▶ Required task
Find the lines containing the word "бэйна" and copy every one of them.

▶ Materials provided
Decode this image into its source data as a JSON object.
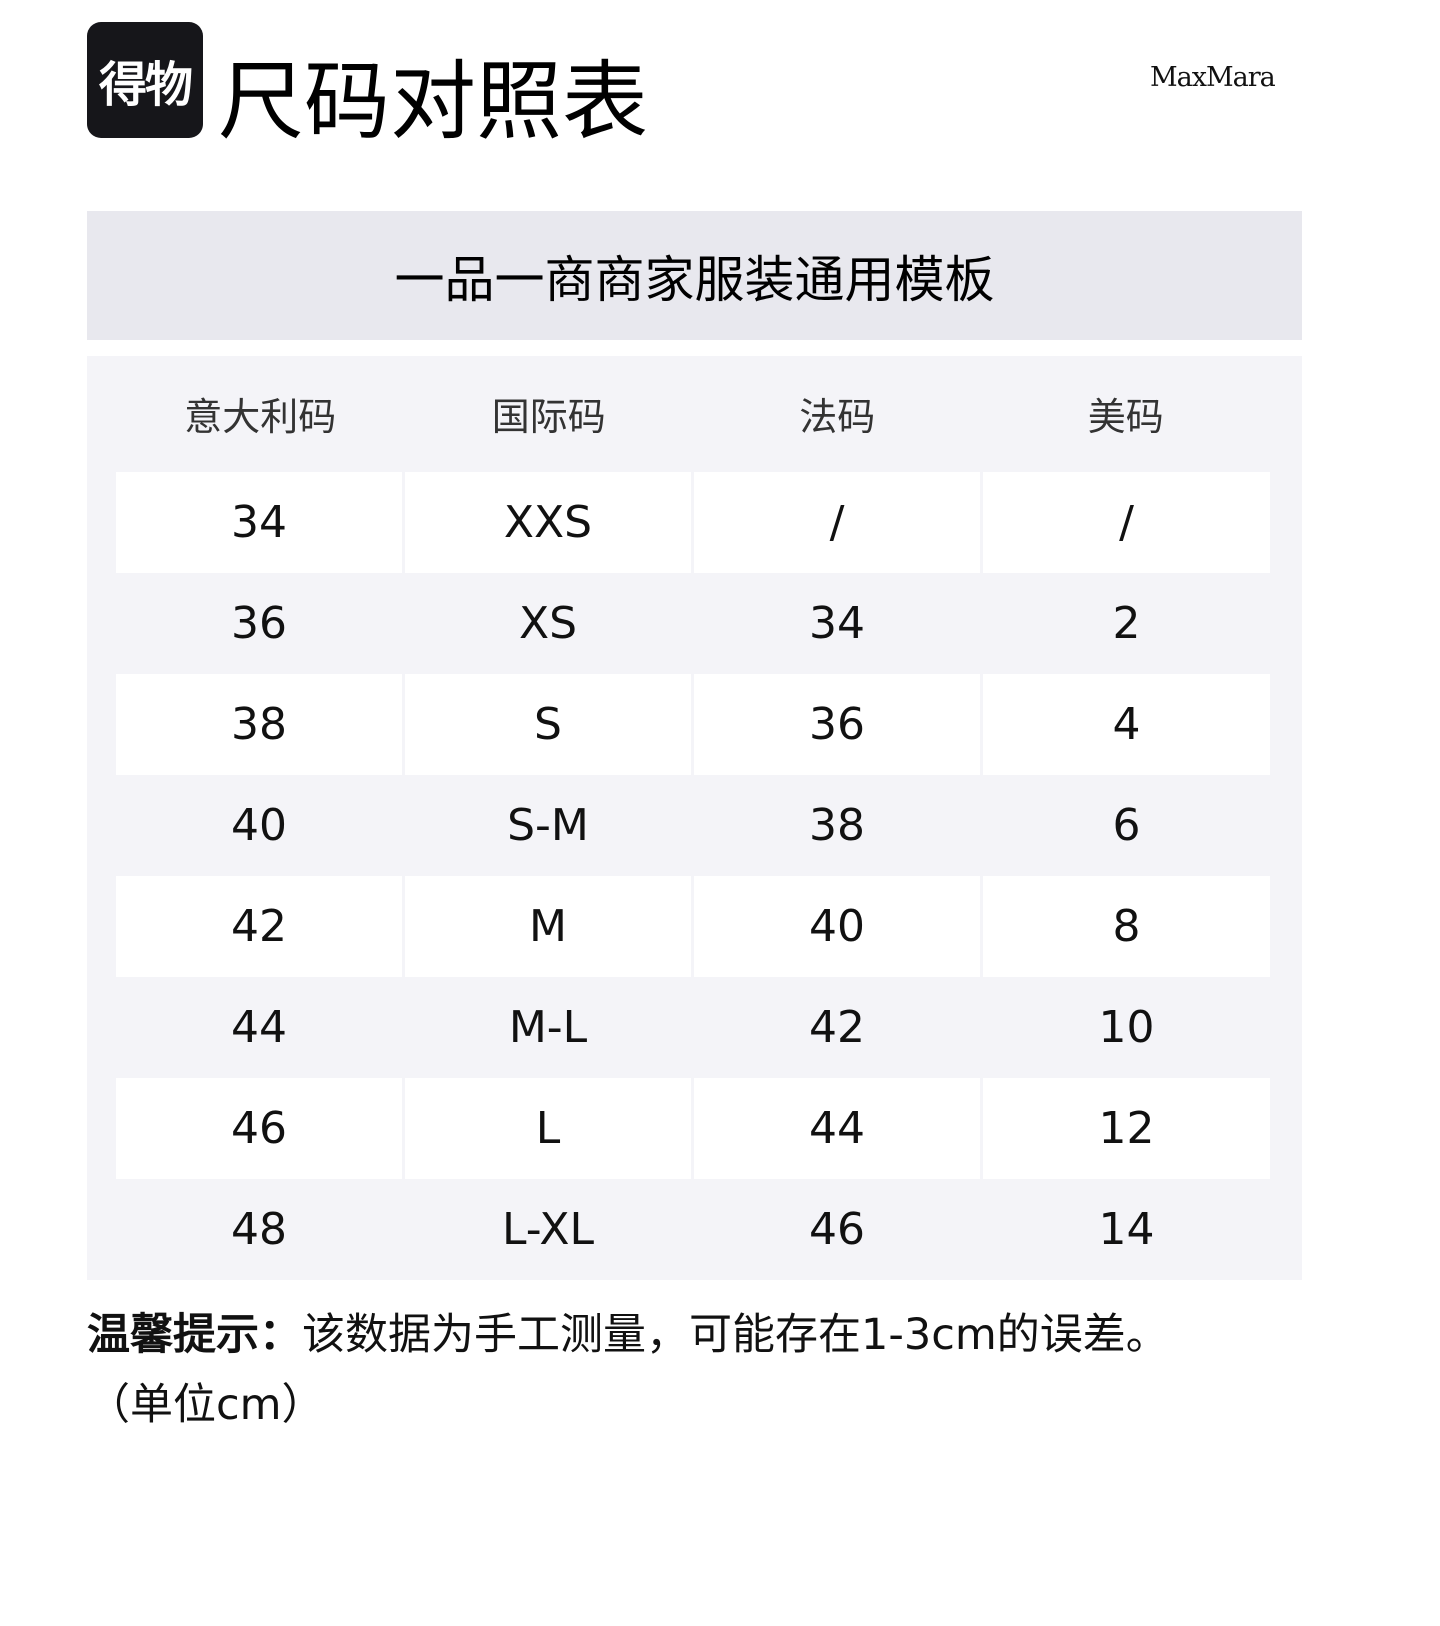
{
  "logo": {
    "text": "得物"
  },
  "title": "尺码对照表",
  "brand": "MaxMara",
  "band_title": "一品一商商家服装通用模板",
  "table": {
    "headers": [
      "意大利码",
      "国际码",
      "法码",
      "美码"
    ],
    "rows": [
      [
        "34",
        "XXS",
        "/",
        "/"
      ],
      [
        "36",
        "XS",
        "34",
        "2"
      ],
      [
        "38",
        "S",
        "36",
        "4"
      ],
      [
        "40",
        "S-M",
        "38",
        "6"
      ],
      [
        "42",
        "M",
        "40",
        "8"
      ],
      [
        "44",
        "M-L",
        "42",
        "10"
      ],
      [
        "46",
        "L",
        "44",
        "12"
      ],
      [
        "48",
        "L-XL",
        "46",
        "14"
      ]
    ]
  },
  "note": {
    "label": "温馨提示：",
    "text": "该数据为手工测量，可能存在1-3cm的误差。",
    "unit": "（单位cm）"
  },
  "colors": {
    "band": "#e8e8ee",
    "table_bg": "#f4f4f8",
    "logo_bg": "#16161a"
  }
}
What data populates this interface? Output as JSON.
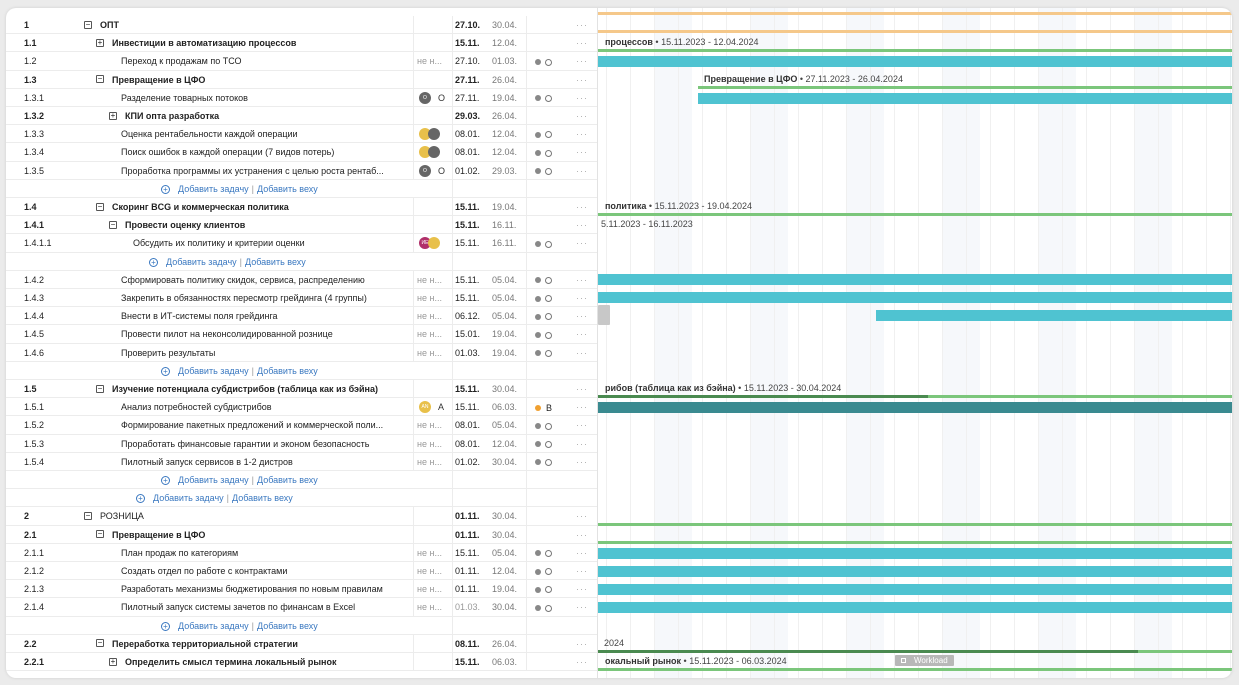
{
  "rows": [
    {
      "kind": "task",
      "num": "1",
      "title": "ОПТ",
      "start": "27.10.",
      "end": "30.04.",
      "bold": true,
      "toggle": "−",
      "indent": 0,
      "topcut": true
    },
    {
      "kind": "task",
      "num": "1.1",
      "title": "Инвестиции в автоматизацию процессов",
      "start": "15.11.",
      "end": "12.04.",
      "bold": true,
      "toggle": "+",
      "indent": 1
    },
    {
      "kind": "task",
      "num": "1.2",
      "title": "Переход к продажам по ТСО",
      "res": "не н...",
      "start": "27.10.",
      "end": "01.03.",
      "indent": 2,
      "status": [
        "dot",
        "circ"
      ]
    },
    {
      "kind": "task",
      "num": "1.3",
      "title": "Превращение в ЦФО",
      "start": "27.11.",
      "end": "26.04.",
      "bold": true,
      "toggle": "−",
      "indent": 1
    },
    {
      "kind": "task",
      "num": "1.3.1",
      "title": "Разделение товарных потоков",
      "start": "27.11.",
      "end": "19.04.",
      "indent": 2,
      "avatars": [
        {
          "c": "#666",
          "t": "О"
        }
      ],
      "avLabel": "О",
      "status": [
        "dot",
        "circ"
      ]
    },
    {
      "kind": "task",
      "num": "1.3.2",
      "title": "КПИ опта разработка",
      "start": "29.03.",
      "end": "26.04.",
      "bold": true,
      "toggle": "+",
      "indent": 3
    },
    {
      "kind": "task",
      "num": "1.3.3",
      "title": "Оценка рентабельности каждой операции",
      "start": "08.01.",
      "end": "12.04.",
      "indent": 2,
      "avatars": [
        {
          "c": "#e8c04a",
          "t": ""
        },
        {
          "c": "#666",
          "t": ""
        }
      ],
      "status": [
        "dot",
        "circ"
      ]
    },
    {
      "kind": "task",
      "num": "1.3.4",
      "title": "Поиск ошибок в каждой операции (7 видов потерь)",
      "start": "08.01.",
      "end": "12.04.",
      "indent": 2,
      "avatars": [
        {
          "c": "#e8c04a",
          "t": ""
        },
        {
          "c": "#666",
          "t": ""
        }
      ],
      "status": [
        "dot",
        "circ"
      ]
    },
    {
      "kind": "task",
      "num": "1.3.5",
      "title": "Проработка программы их устранения с целью роста рентаб...",
      "start": "01.02.",
      "end": "29.03.",
      "indent": 2,
      "avatars": [
        {
          "c": "#666",
          "t": "О"
        }
      ],
      "avLabel": "О",
      "status": [
        "dot",
        "circ"
      ]
    },
    {
      "kind": "add",
      "indent": 2,
      "add_task": "Добавить задачу",
      "add_milestone": "Добавить веху"
    },
    {
      "kind": "task",
      "num": "1.4",
      "title": "Скоринг BCG и коммерческая политика",
      "start": "15.11.",
      "end": "19.04.",
      "bold": true,
      "toggle": "−",
      "indent": 1
    },
    {
      "kind": "task",
      "num": "1.4.1",
      "title": "Провести оценку клиентов",
      "start": "15.11.",
      "end": "16.11.",
      "bold": true,
      "toggle": "−",
      "indent": 3
    },
    {
      "kind": "task",
      "num": "1.4.1.1",
      "title": "Обсудить их политику и критерии оценки",
      "start": "15.11.",
      "end": "16.11.",
      "indent": 4,
      "avatars": [
        {
          "c": "#b0306a",
          "t": "ИЕ"
        },
        {
          "c": "#e8c04a",
          "t": ""
        }
      ],
      "status": [
        "dot",
        "circ"
      ]
    },
    {
      "kind": "add",
      "indent": 3,
      "add_task": "Добавить задачу",
      "add_milestone": "Добавить веху"
    },
    {
      "kind": "task",
      "num": "1.4.2",
      "title": "Сформировать политику скидок, сервиса, распределению",
      "res": "не н...",
      "start": "15.11.",
      "end": "05.04.",
      "indent": 2,
      "status": [
        "dot",
        "circ"
      ]
    },
    {
      "kind": "task",
      "num": "1.4.3",
      "title": "Закрепить в обязанностях пересмотр грейдинга (4 группы)",
      "res": "не н...",
      "start": "15.11.",
      "end": "05.04.",
      "indent": 2,
      "status": [
        "dot",
        "circ"
      ]
    },
    {
      "kind": "task",
      "num": "1.4.4",
      "title": "Внести в ИТ-системы поля грейдинга",
      "res": "не н...",
      "start": "06.12.",
      "end": "05.04.",
      "indent": 2,
      "status": [
        "dot",
        "circ"
      ]
    },
    {
      "kind": "task",
      "num": "1.4.5",
      "title": "Провести пилот на неконсолидированной рознице",
      "res": "не н...",
      "start": "15.01.",
      "end": "19.04.",
      "indent": 2,
      "status": [
        "dot",
        "circ"
      ]
    },
    {
      "kind": "task",
      "num": "1.4.6",
      "title": "Проверить результаты",
      "res": "не н...",
      "start": "01.03.",
      "end": "19.04.",
      "indent": 2,
      "status": [
        "dot",
        "circ"
      ]
    },
    {
      "kind": "add",
      "indent": 2,
      "add_task": "Добавить задачу",
      "add_milestone": "Добавить веху"
    },
    {
      "kind": "task",
      "num": "1.5",
      "title": "Изучение потенциала субдистрибов (таблица как из бэйна)",
      "start": "15.11.",
      "end": "30.04.",
      "bold": true,
      "toggle": "−",
      "indent": 1
    },
    {
      "kind": "task",
      "num": "1.5.1",
      "title": "Анализ потребностей субдистрибов",
      "start": "15.11.",
      "end": "06.03.",
      "indent": 2,
      "avatars": [
        {
          "c": "#e8c04a",
          "t": "AN"
        }
      ],
      "avLabel": "А",
      "status": [
        "dotorange",
        "B"
      ]
    },
    {
      "kind": "task",
      "num": "1.5.2",
      "title": "Формирование пакетных предложений и коммерческой поли...",
      "res": "не н...",
      "start": "08.01.",
      "end": "05.04.",
      "indent": 2,
      "status": [
        "dot",
        "circ"
      ]
    },
    {
      "kind": "task",
      "num": "1.5.3",
      "title": "Проработать финансовые гарантии и эконом безопасность",
      "res": "не н...",
      "start": "08.01.",
      "end": "12.04.",
      "indent": 2,
      "status": [
        "dot",
        "circ"
      ]
    },
    {
      "kind": "task",
      "num": "1.5.4",
      "title": "Пилотный запуск сервисов в 1-2 дистров",
      "res": "не н...",
      "start": "01.02.",
      "end": "30.04.",
      "indent": 2,
      "status": [
        "dot",
        "circ"
      ]
    },
    {
      "kind": "add",
      "indent": 2,
      "add_task": "Добавить задачу",
      "add_milestone": "Добавить веху"
    },
    {
      "kind": "add",
      "indent": 1,
      "add_task": "Добавить задачу",
      "add_milestone": "Добавить веху"
    },
    {
      "kind": "task",
      "num": "2",
      "title": "РОЗНИЦА",
      "start": "01.11.",
      "end": "30.04.",
      "bold": false,
      "toggle": "−",
      "indent": 0
    },
    {
      "kind": "task",
      "num": "2.1",
      "title": "Превращение в ЦФО",
      "start": "01.11.",
      "end": "30.04.",
      "bold": true,
      "toggle": "−",
      "indent": 1
    },
    {
      "kind": "task",
      "num": "2.1.1",
      "title": "План продаж по категориям",
      "res": "не н...",
      "start": "15.11.",
      "end": "05.04.",
      "indent": 2,
      "status": [
        "dot",
        "circ"
      ]
    },
    {
      "kind": "task",
      "num": "2.1.2",
      "title": "Создать отдел по работе с контрактами",
      "res": "не н...",
      "start": "01.11.",
      "end": "12.04.",
      "indent": 2,
      "status": [
        "dot",
        "circ"
      ]
    },
    {
      "kind": "task",
      "num": "2.1.3",
      "title": "Разработать механизмы бюджетирования по новым правилам",
      "res": "не н...",
      "start": "01.11.",
      "end": "19.04.",
      "indent": 2,
      "status": [
        "dot",
        "circ"
      ]
    },
    {
      "kind": "task",
      "num": "2.1.4",
      "title": "Пилотный запуск системы зачетов по финансам в Excel",
      "res": "не н...",
      "start": "01.03.",
      "end": "30.04.",
      "indent": 2,
      "status": [
        "dot",
        "circ"
      ],
      "startGrey": true
    },
    {
      "kind": "add",
      "indent": 2,
      "add_task": "Добавить задачу",
      "add_milestone": "Добавить веху"
    },
    {
      "kind": "task",
      "num": "2.2",
      "title": "Переработка территориальной стратегии",
      "start": "08.11.",
      "end": "26.04.",
      "bold": true,
      "toggle": "−",
      "indent": 1
    },
    {
      "kind": "task",
      "num": "2.2.1",
      "title": "Определить смысл термина локальный рынок",
      "start": "15.11.",
      "end": "06.03.",
      "bold": true,
      "toggle": "+",
      "indent": 3
    }
  ],
  "chart": {
    "labels": [
      {
        "row": 1,
        "name": "процессов",
        "range": "15.11.2023 - 12.04.2024"
      },
      {
        "row": 3,
        "name": "Превращение в ЦФО",
        "range": "27.11.2023 - 26.04.2024"
      },
      {
        "row": 10,
        "name": "политика",
        "range": "15.11.2023 - 19.04.2024"
      },
      {
        "row": 11,
        "name": "",
        "range": "5.11.2023 - 16.11.2023"
      },
      {
        "row": 20,
        "name": "рибов (таблица как из бэйна)",
        "range": "15.11.2023 - 30.04.2024"
      },
      {
        "row": 34,
        "name": "",
        "range": "2024"
      },
      {
        "row": 35,
        "name": "окальный рынок",
        "range": "15.11.2023 - 06.03.2024"
      }
    ],
    "workload_label": "Workload"
  },
  "colors": {
    "accent": "#3a78c0",
    "bar": "#4fc3d1",
    "summary": "#7bc67b",
    "dark": "#3a8a90",
    "orange": "#f5c88a"
  }
}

▶ Exercise response
      "title": "Изучение потенциала субдистрибов (таблица как из бэйна)",
        "name": "рибов (таблица как из бэйна)",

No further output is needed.